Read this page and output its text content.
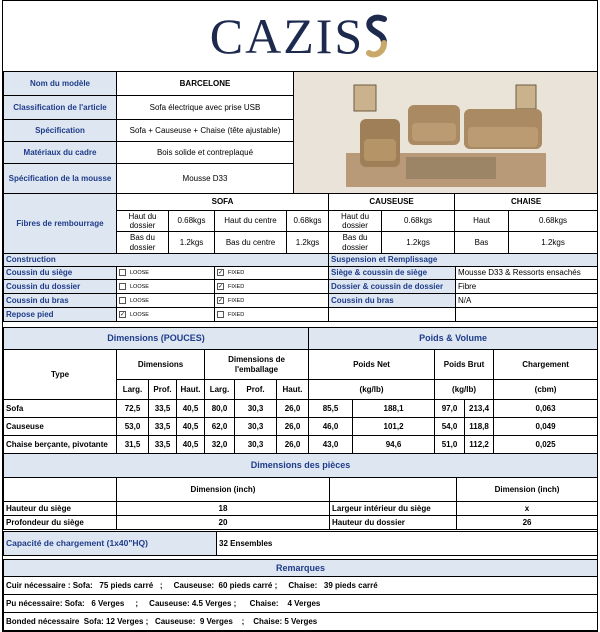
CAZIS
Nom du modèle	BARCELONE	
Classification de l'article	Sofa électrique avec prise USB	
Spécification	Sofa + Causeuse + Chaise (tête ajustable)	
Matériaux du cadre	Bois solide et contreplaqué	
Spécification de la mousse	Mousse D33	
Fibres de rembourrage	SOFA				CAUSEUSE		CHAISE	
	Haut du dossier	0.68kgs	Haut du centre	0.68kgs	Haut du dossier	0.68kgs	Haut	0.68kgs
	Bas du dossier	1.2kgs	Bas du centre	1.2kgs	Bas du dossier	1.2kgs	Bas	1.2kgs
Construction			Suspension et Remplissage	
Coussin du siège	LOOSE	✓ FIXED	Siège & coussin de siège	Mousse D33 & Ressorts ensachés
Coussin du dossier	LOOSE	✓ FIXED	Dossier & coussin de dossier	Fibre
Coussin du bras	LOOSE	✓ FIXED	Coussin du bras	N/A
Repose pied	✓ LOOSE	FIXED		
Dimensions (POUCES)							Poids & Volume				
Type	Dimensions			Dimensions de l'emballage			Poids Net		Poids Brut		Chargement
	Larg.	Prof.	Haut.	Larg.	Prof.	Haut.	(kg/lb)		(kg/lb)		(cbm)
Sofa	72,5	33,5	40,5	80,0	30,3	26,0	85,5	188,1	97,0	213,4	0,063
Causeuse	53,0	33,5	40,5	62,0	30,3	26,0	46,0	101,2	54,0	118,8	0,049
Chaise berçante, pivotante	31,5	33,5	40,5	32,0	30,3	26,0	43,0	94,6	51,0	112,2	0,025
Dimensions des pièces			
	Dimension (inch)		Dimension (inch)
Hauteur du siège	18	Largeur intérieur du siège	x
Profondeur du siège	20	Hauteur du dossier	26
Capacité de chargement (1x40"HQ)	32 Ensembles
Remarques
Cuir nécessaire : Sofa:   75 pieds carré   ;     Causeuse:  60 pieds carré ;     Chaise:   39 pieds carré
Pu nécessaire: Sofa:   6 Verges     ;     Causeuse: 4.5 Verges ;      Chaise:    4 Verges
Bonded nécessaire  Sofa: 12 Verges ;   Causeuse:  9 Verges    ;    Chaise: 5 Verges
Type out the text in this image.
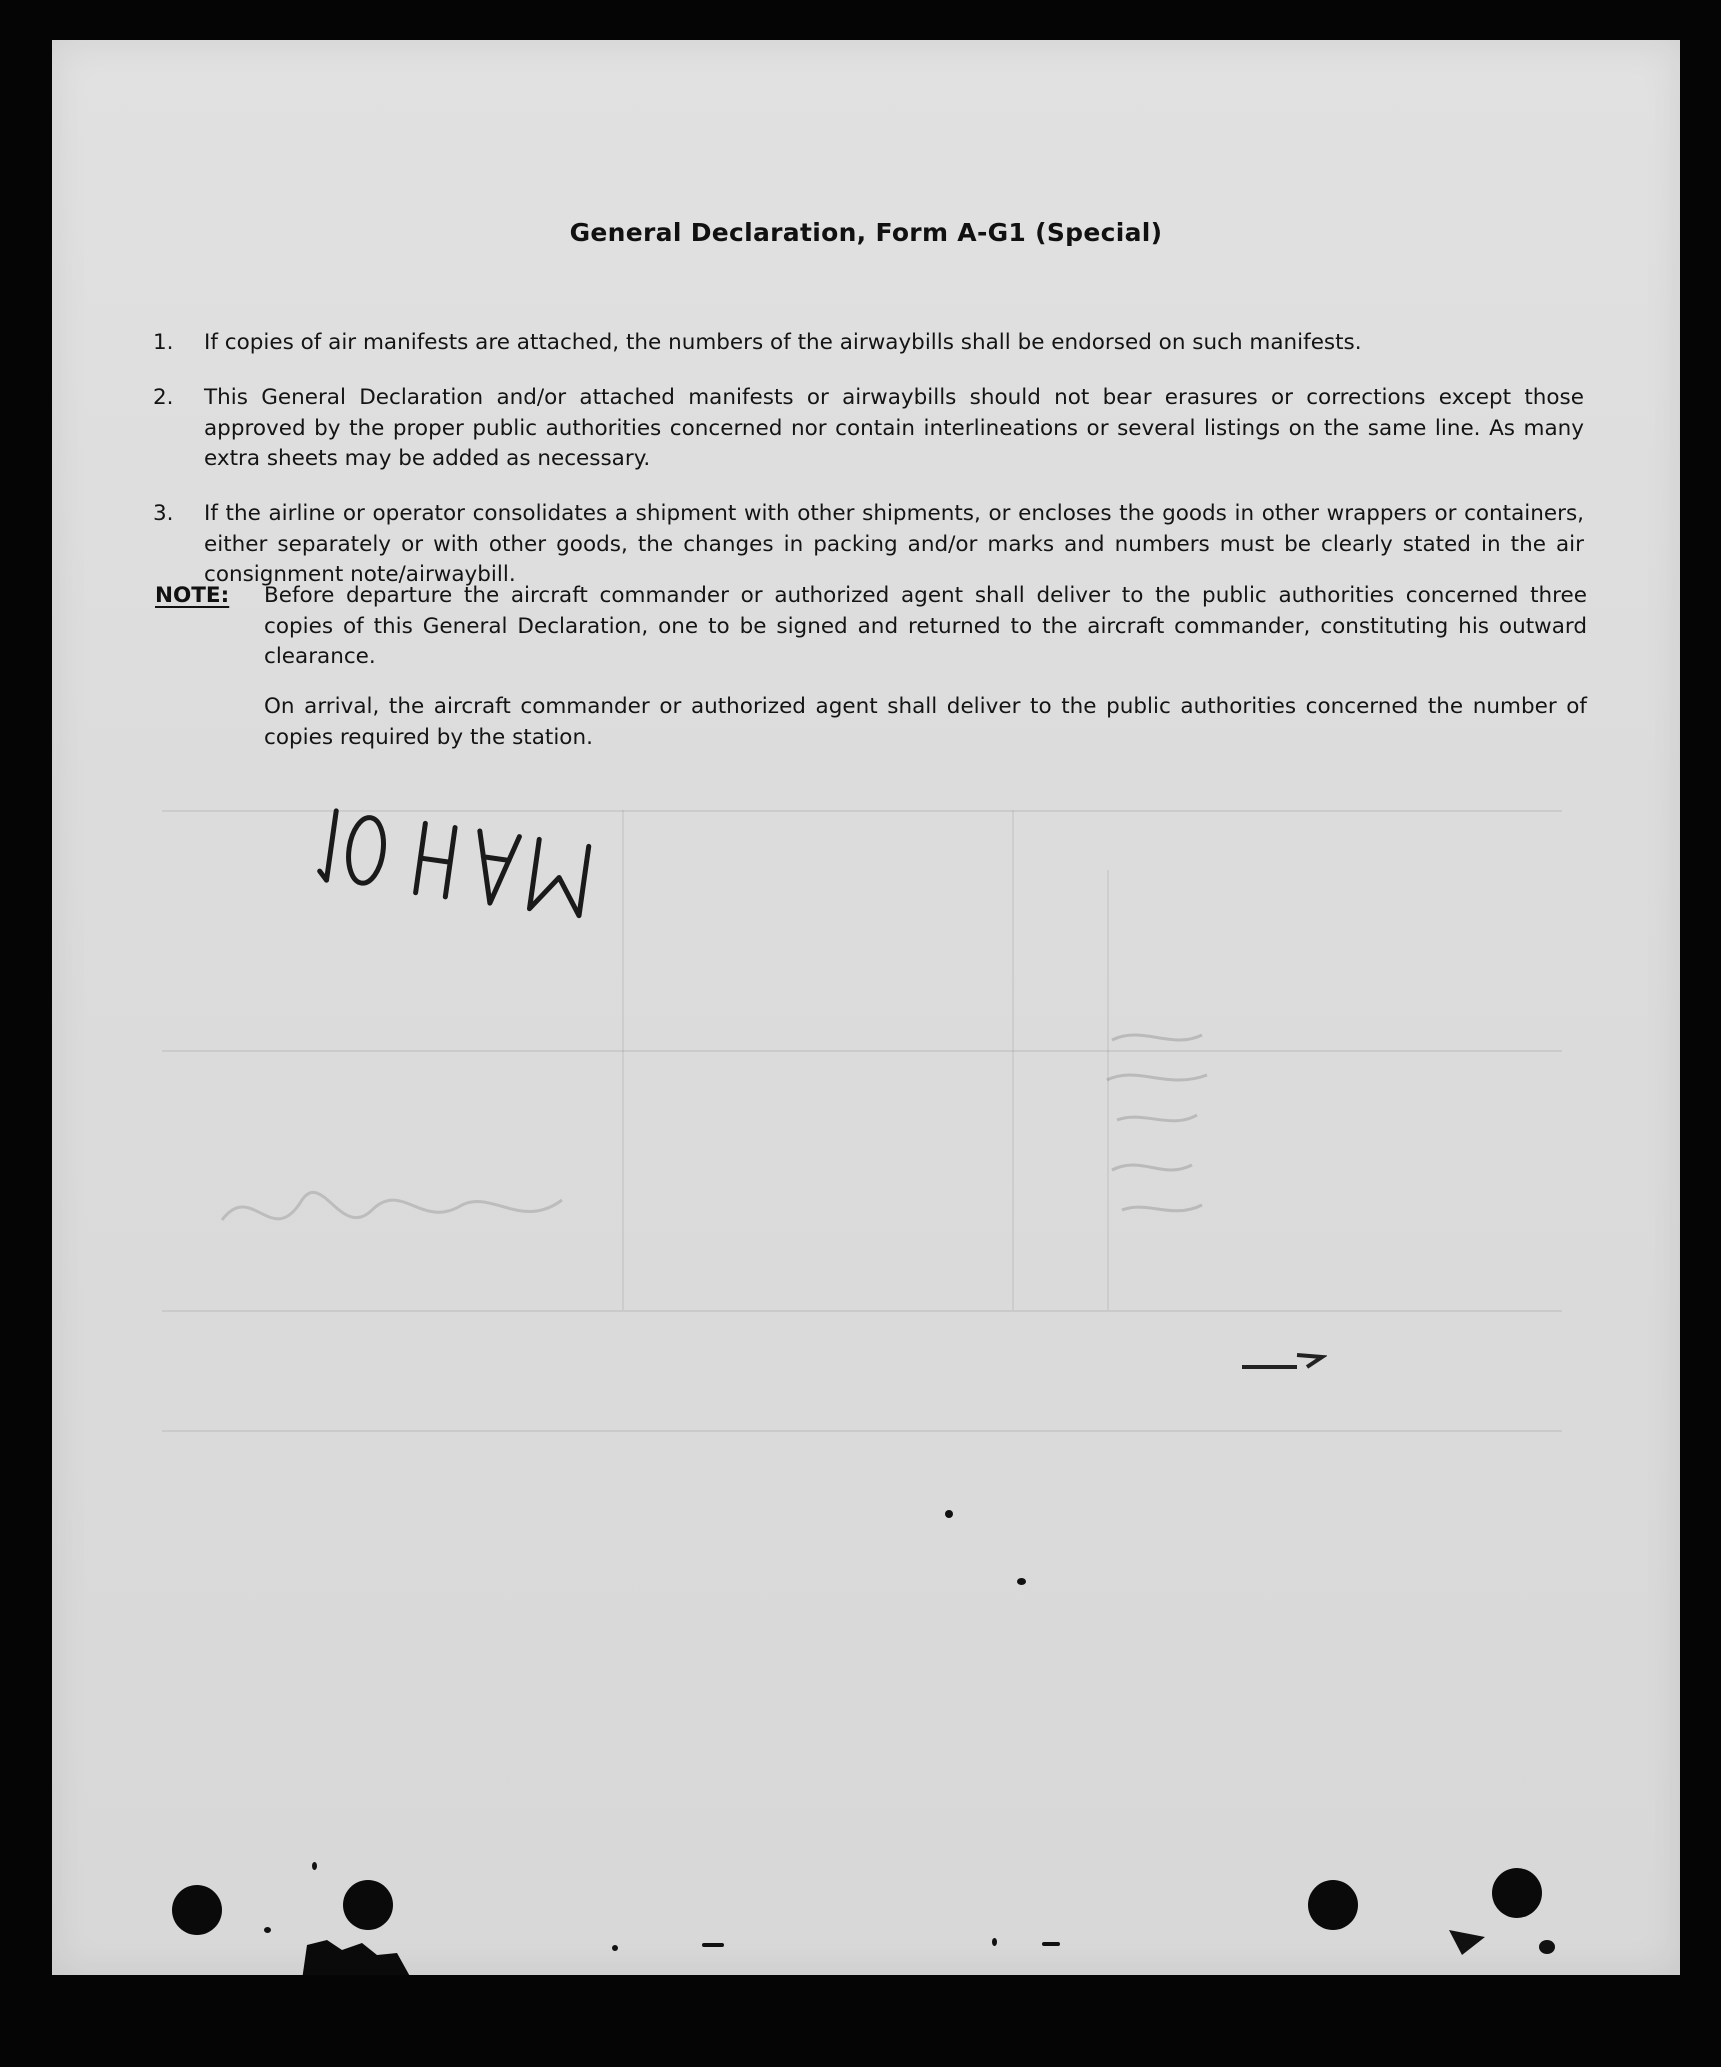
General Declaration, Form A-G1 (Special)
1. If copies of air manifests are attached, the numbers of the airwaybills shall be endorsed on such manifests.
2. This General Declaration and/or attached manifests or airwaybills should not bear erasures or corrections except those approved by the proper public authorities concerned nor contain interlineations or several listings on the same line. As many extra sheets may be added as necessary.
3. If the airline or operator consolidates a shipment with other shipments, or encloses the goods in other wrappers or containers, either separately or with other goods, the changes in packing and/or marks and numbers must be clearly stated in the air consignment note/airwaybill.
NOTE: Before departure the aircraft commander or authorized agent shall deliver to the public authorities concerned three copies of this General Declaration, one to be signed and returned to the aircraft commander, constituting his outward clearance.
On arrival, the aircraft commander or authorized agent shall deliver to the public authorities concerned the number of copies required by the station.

What you will do:
Copy the data exactly. Any picture it contains is to be omitted.

Answer for the task:
Read this page and output its text content.
CAZIS
Nom du modèle	BARCELONE	
Classification de l'article	Sofa électrique avec prise USB	
Spécification	Sofa + Causeuse + Chaise (tête ajustable)	
Matériaux du cadre	Bois solide et contreplaqué	
Spécification de la mousse	Mousse D33	
Fibres de rembourrage	SOFA				CAUSEUSE		CHAISE	
	Haut du dossier	0.68kgs	Haut du centre	0.68kgs	Haut du dossier	0.68kgs	Haut	0.68kgs
	Bas du dossier	1.2kgs	Bas du centre	1.2kgs	Bas du dossier	1.2kgs	Bas	1.2kgs
Construction			Suspension et Remplissage	
Coussin du siège	LOOSE	✓ FIXED	Siège & coussin de siège	Mousse D33 & Ressorts ensachés
Coussin du dossier	LOOSE	✓ FIXED	Dossier & coussin de dossier	Fibre
Coussin du bras	LOOSE	✓ FIXED	Coussin du bras	N/A
Repose pied	✓ LOOSE	FIXED		
Dimensions (POUCES)							Poids & Volume				
Type	Dimensions			Dimensions de l'emballage			Poids Net		Poids Brut		Chargement
	Larg.	Prof.	Haut.	Larg.	Prof.	Haut.	(kg/lb)		(kg/lb)		(cbm)
Sofa	72,5	33,5	40,5	80,0	30,3	26,0	85,5	188,1	97,0	213,4	0,063
Causeuse	53,0	33,5	40,5	62,0	30,3	26,0	46,0	101,2	54,0	118,8	0,049
Chaise berçante, pivotante	31,5	33,5	40,5	32,0	30,3	26,0	43,0	94,6	51,0	112,2	0,025
Dimensions des pièces			
	Dimension (inch)		Dimension (inch)
Hauteur du siège	18	Largeur intérieur du siège	x
Profondeur du siège	20	Hauteur du dossier	26
Capacité de chargement (1x40"HQ)	32 Ensembles
Remarques
Cuir nécessaire : Sofa:   75 pieds carré   ;     Causeuse:  60 pieds carré ;     Chaise:   39 pieds carré
Pu nécessaire: Sofa:   6 Verges     ;     Causeuse: 4.5 Verges ;      Chaise:    4 Verges
Bonded nécessaire  Sofa: 12 Verges ;   Causeuse:  9 Verges    ;    Chaise: 5 Verges
Type out the text in this image.
General Declaration, Form A-G1 (Special)
1. If copies of air manifests are attached, the numbers of the airwaybills shall be endorsed on such manifests.
2. This General Declaration and/or attached manifests or airwaybills should not bear erasures or corrections except those approved by the proper public authorities concerned nor contain interlineations or several listings on the same line. As many extra sheets may be added as necessary.
3. If the airline or operator consolidates a shipment with other shipments, or encloses the goods in other wrappers or containers, either separately or with other goods, the changes in packing and/or marks and numbers must be clearly stated in the air consignment note/airwaybill.
NOTE: Before departure the aircraft commander or authorized agent shall deliver to the public authorities concerned three copies of this General Declaration, one to be signed and returned to the aircraft commander, constituting his outward clearance.
On arrival, the aircraft commander or authorized agent shall deliver to the public authorities concerned the number of copies required by the station.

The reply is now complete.